» **Exercise input**:
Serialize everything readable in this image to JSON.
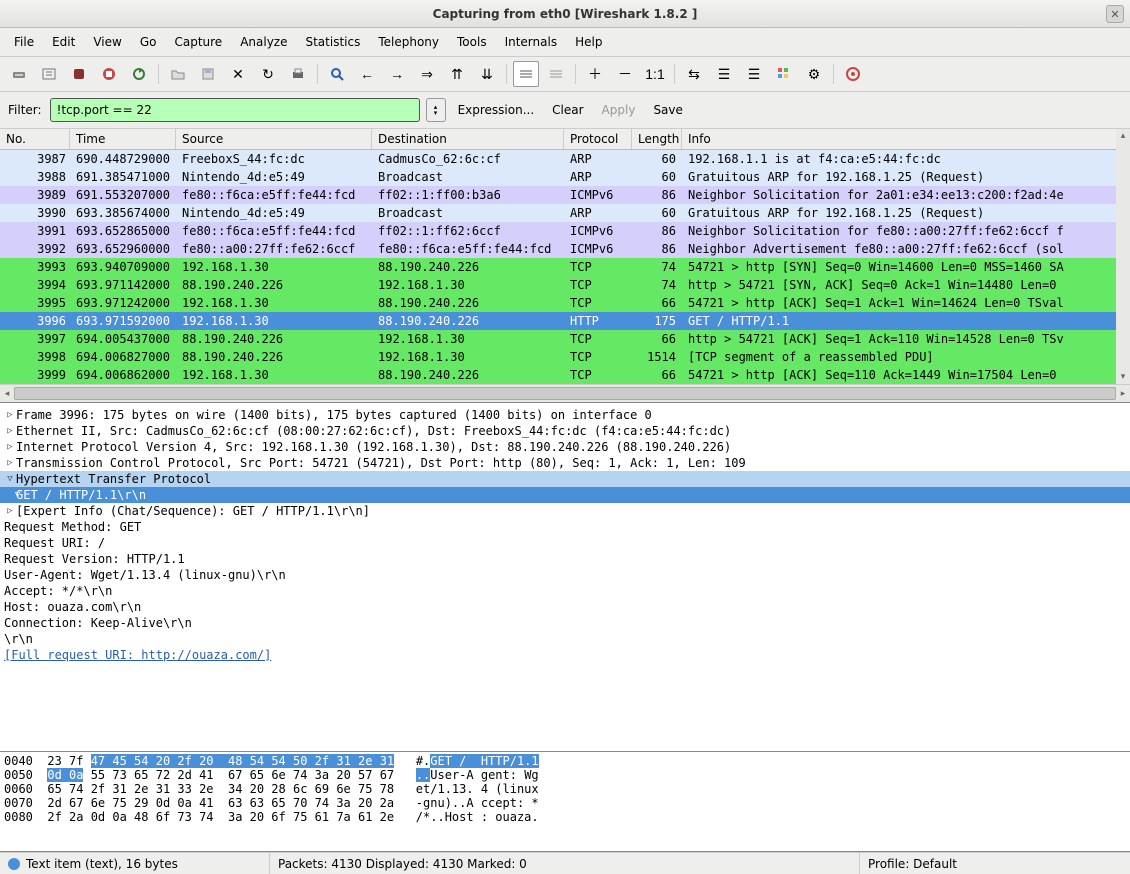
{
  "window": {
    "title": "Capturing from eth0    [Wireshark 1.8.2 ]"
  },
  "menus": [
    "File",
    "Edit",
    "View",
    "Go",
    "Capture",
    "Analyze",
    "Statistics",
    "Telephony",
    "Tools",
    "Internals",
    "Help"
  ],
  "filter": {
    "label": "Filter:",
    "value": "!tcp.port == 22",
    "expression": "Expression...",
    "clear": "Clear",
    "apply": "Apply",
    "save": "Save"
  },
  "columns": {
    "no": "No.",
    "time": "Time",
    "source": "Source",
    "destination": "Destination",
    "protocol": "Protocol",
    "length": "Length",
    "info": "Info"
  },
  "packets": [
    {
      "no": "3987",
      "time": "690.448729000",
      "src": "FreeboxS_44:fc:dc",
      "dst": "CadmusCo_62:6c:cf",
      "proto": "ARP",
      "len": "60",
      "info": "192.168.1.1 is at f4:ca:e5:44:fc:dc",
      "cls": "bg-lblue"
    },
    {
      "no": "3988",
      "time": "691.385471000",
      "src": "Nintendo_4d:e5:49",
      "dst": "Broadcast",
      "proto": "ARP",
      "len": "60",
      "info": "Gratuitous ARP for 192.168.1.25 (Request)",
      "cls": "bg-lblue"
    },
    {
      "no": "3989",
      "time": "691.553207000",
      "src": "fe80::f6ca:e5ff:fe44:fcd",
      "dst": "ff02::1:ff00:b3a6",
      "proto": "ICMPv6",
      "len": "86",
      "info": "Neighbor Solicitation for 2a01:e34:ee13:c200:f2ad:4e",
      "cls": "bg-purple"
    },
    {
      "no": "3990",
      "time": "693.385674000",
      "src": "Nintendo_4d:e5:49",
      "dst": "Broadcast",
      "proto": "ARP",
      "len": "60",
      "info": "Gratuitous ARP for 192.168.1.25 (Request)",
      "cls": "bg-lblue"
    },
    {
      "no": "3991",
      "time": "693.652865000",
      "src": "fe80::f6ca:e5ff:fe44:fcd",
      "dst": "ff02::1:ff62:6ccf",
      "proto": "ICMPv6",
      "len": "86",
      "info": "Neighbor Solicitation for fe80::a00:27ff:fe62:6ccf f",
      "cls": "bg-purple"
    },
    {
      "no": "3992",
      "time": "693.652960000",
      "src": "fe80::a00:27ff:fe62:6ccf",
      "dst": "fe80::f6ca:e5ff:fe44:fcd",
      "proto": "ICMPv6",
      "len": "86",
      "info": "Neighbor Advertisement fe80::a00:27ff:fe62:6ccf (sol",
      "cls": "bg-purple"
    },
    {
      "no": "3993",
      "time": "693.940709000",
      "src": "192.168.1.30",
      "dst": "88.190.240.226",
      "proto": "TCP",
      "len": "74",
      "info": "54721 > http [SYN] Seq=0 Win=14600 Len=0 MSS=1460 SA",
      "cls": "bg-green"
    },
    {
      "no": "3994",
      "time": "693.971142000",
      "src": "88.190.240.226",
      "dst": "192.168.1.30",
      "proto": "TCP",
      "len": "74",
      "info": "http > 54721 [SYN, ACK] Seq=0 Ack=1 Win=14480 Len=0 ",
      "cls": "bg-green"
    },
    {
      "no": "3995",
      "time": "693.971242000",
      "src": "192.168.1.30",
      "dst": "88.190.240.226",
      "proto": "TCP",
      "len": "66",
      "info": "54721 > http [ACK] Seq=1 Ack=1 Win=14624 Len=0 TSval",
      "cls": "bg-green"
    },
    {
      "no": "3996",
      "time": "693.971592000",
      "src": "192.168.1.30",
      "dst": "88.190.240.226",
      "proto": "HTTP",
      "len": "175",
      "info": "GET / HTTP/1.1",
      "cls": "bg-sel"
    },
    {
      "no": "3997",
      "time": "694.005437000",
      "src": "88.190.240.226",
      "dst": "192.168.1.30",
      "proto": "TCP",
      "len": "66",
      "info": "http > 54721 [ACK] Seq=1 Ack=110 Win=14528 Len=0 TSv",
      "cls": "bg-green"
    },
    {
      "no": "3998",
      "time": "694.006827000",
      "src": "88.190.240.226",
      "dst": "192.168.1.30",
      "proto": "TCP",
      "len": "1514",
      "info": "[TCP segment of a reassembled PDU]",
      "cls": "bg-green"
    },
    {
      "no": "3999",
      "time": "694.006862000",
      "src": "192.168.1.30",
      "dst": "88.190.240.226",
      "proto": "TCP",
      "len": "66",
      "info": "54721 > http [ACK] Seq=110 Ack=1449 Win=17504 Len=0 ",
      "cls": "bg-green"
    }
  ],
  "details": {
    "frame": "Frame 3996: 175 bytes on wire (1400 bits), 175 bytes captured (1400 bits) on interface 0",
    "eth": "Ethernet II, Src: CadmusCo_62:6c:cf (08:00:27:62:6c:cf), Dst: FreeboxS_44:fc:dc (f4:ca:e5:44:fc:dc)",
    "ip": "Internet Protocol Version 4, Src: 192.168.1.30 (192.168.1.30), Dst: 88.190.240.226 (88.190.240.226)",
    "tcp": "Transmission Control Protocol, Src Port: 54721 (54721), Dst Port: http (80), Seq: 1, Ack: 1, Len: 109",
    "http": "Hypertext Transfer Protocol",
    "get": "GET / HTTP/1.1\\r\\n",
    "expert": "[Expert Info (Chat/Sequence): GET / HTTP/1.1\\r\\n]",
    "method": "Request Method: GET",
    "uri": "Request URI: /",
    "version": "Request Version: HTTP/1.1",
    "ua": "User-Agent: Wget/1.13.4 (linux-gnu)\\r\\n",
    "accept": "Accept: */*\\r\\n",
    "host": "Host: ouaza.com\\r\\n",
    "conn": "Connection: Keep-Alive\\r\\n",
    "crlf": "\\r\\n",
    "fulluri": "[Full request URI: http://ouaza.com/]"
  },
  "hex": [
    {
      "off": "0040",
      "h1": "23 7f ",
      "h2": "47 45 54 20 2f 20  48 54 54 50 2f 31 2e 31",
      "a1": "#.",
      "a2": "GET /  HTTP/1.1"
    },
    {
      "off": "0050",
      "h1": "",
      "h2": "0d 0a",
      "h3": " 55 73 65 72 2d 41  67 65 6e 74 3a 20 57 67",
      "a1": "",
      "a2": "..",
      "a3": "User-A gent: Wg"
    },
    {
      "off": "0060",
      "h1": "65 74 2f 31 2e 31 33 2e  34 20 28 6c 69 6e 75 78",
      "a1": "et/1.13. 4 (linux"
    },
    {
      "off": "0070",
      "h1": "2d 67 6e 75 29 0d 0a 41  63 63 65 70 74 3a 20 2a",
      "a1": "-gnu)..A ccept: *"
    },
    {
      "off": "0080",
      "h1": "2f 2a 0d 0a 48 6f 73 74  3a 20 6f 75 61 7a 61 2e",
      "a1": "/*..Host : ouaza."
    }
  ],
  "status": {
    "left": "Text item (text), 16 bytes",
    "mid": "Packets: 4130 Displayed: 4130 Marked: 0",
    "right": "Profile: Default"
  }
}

» **Stated goal**:
Each entry must be retyped word for word, with every image omitted.

» **Solution**:
Serialize everything readable in this image to JSON.
{
  "window": {
    "title": "Capturing from eth0    [Wireshark 1.8.2 ]"
  },
  "menus": [
    "File",
    "Edit",
    "View",
    "Go",
    "Capture",
    "Analyze",
    "Statistics",
    "Telephony",
    "Tools",
    "Internals",
    "Help"
  ],
  "filter": {
    "label": "Filter:",
    "value": "!tcp.port == 22",
    "expression": "Expression...",
    "clear": "Clear",
    "apply": "Apply",
    "save": "Save"
  },
  "columns": {
    "no": "No.",
    "time": "Time",
    "source": "Source",
    "destination": "Destination",
    "protocol": "Protocol",
    "length": "Length",
    "info": "Info"
  },
  "packets": [
    {
      "no": "3987",
      "time": "690.448729000",
      "src": "FreeboxS_44:fc:dc",
      "dst": "CadmusCo_62:6c:cf",
      "proto": "ARP",
      "len": "60",
      "info": "192.168.1.1 is at f4:ca:e5:44:fc:dc",
      "cls": "bg-lblue"
    },
    {
      "no": "3988",
      "time": "691.385471000",
      "src": "Nintendo_4d:e5:49",
      "dst": "Broadcast",
      "proto": "ARP",
      "len": "60",
      "info": "Gratuitous ARP for 192.168.1.25 (Request)",
      "cls": "bg-lblue"
    },
    {
      "no": "3989",
      "time": "691.553207000",
      "src": "fe80::f6ca:e5ff:fe44:fcd",
      "dst": "ff02::1:ff00:b3a6",
      "proto": "ICMPv6",
      "len": "86",
      "info": "Neighbor Solicitation for 2a01:e34:ee13:c200:f2ad:4e",
      "cls": "bg-purple"
    },
    {
      "no": "3990",
      "time": "693.385674000",
      "src": "Nintendo_4d:e5:49",
      "dst": "Broadcast",
      "proto": "ARP",
      "len": "60",
      "info": "Gratuitous ARP for 192.168.1.25 (Request)",
      "cls": "bg-lblue"
    },
    {
      "no": "3991",
      "time": "693.652865000",
      "src": "fe80::f6ca:e5ff:fe44:fcd",
      "dst": "ff02::1:ff62:6ccf",
      "proto": "ICMPv6",
      "len": "86",
      "info": "Neighbor Solicitation for fe80::a00:27ff:fe62:6ccf f",
      "cls": "bg-purple"
    },
    {
      "no": "3992",
      "time": "693.652960000",
      "src": "fe80::a00:27ff:fe62:6ccf",
      "dst": "fe80::f6ca:e5ff:fe44:fcd",
      "proto": "ICMPv6",
      "len": "86",
      "info": "Neighbor Advertisement fe80::a00:27ff:fe62:6ccf (sol",
      "cls": "bg-purple"
    },
    {
      "no": "3993",
      "time": "693.940709000",
      "src": "192.168.1.30",
      "dst": "88.190.240.226",
      "proto": "TCP",
      "len": "74",
      "info": "54721 > http [SYN] Seq=0 Win=14600 Len=0 MSS=1460 SA",
      "cls": "bg-green"
    },
    {
      "no": "3994",
      "time": "693.971142000",
      "src": "88.190.240.226",
      "dst": "192.168.1.30",
      "proto": "TCP",
      "len": "74",
      "info": "http > 54721 [SYN, ACK] Seq=0 Ack=1 Win=14480 Len=0 ",
      "cls": "bg-green"
    },
    {
      "no": "3995",
      "time": "693.971242000",
      "src": "192.168.1.30",
      "dst": "88.190.240.226",
      "proto": "TCP",
      "len": "66",
      "info": "54721 > http [ACK] Seq=1 Ack=1 Win=14624 Len=0 TSval",
      "cls": "bg-green"
    },
    {
      "no": "3996",
      "time": "693.971592000",
      "src": "192.168.1.30",
      "dst": "88.190.240.226",
      "proto": "HTTP",
      "len": "175",
      "info": "GET / HTTP/1.1",
      "cls": "bg-sel"
    },
    {
      "no": "3997",
      "time": "694.005437000",
      "src": "88.190.240.226",
      "dst": "192.168.1.30",
      "proto": "TCP",
      "len": "66",
      "info": "http > 54721 [ACK] Seq=1 Ack=110 Win=14528 Len=0 TSv",
      "cls": "bg-green"
    },
    {
      "no": "3998",
      "time": "694.006827000",
      "src": "88.190.240.226",
      "dst": "192.168.1.30",
      "proto": "TCP",
      "len": "1514",
      "info": "[TCP segment of a reassembled PDU]",
      "cls": "bg-green"
    },
    {
      "no": "3999",
      "time": "694.006862000",
      "src": "192.168.1.30",
      "dst": "88.190.240.226",
      "proto": "TCP",
      "len": "66",
      "info": "54721 > http [ACK] Seq=110 Ack=1449 Win=17504 Len=0 ",
      "cls": "bg-green"
    }
  ],
  "details": {
    "frame": "Frame 3996: 175 bytes on wire (1400 bits), 175 bytes captured (1400 bits) on interface 0",
    "eth": "Ethernet II, Src: CadmusCo_62:6c:cf (08:00:27:62:6c:cf), Dst: FreeboxS_44:fc:dc (f4:ca:e5:44:fc:dc)",
    "ip": "Internet Protocol Version 4, Src: 192.168.1.30 (192.168.1.30), Dst: 88.190.240.226 (88.190.240.226)",
    "tcp": "Transmission Control Protocol, Src Port: 54721 (54721), Dst Port: http (80), Seq: 1, Ack: 1, Len: 109",
    "http": "Hypertext Transfer Protocol",
    "get": "GET / HTTP/1.1\\r\\n",
    "expert": "[Expert Info (Chat/Sequence): GET / HTTP/1.1\\r\\n]",
    "method": "Request Method: GET",
    "uri": "Request URI: /",
    "version": "Request Version: HTTP/1.1",
    "ua": "User-Agent: Wget/1.13.4 (linux-gnu)\\r\\n",
    "accept": "Accept: */*\\r\\n",
    "host": "Host: ouaza.com\\r\\n",
    "conn": "Connection: Keep-Alive\\r\\n",
    "crlf": "\\r\\n",
    "fulluri": "[Full request URI: http://ouaza.com/]"
  },
  "hex": [
    {
      "off": "0040",
      "h1": "23 7f ",
      "h2": "47 45 54 20 2f 20  48 54 54 50 2f 31 2e 31",
      "a1": "#.",
      "a2": "GET /  HTTP/1.1"
    },
    {
      "off": "0050",
      "h1": "",
      "h2": "0d 0a",
      "h3": " 55 73 65 72 2d 41  67 65 6e 74 3a 20 57 67",
      "a1": "",
      "a2": "..",
      "a3": "User-A gent: Wg"
    },
    {
      "off": "0060",
      "h1": "65 74 2f 31 2e 31 33 2e  34 20 28 6c 69 6e 75 78",
      "a1": "et/1.13. 4 (linux"
    },
    {
      "off": "0070",
      "h1": "2d 67 6e 75 29 0d 0a 41  63 63 65 70 74 3a 20 2a",
      "a1": "-gnu)..A ccept: *"
    },
    {
      "off": "0080",
      "h1": "2f 2a 0d 0a 48 6f 73 74  3a 20 6f 75 61 7a 61 2e",
      "a1": "/*..Host : ouaza."
    }
  ],
  "status": {
    "left": "Text item (text), 16 bytes",
    "mid": "Packets: 4130 Displayed: 4130 Marked: 0",
    "right": "Profile: Default"
  }
}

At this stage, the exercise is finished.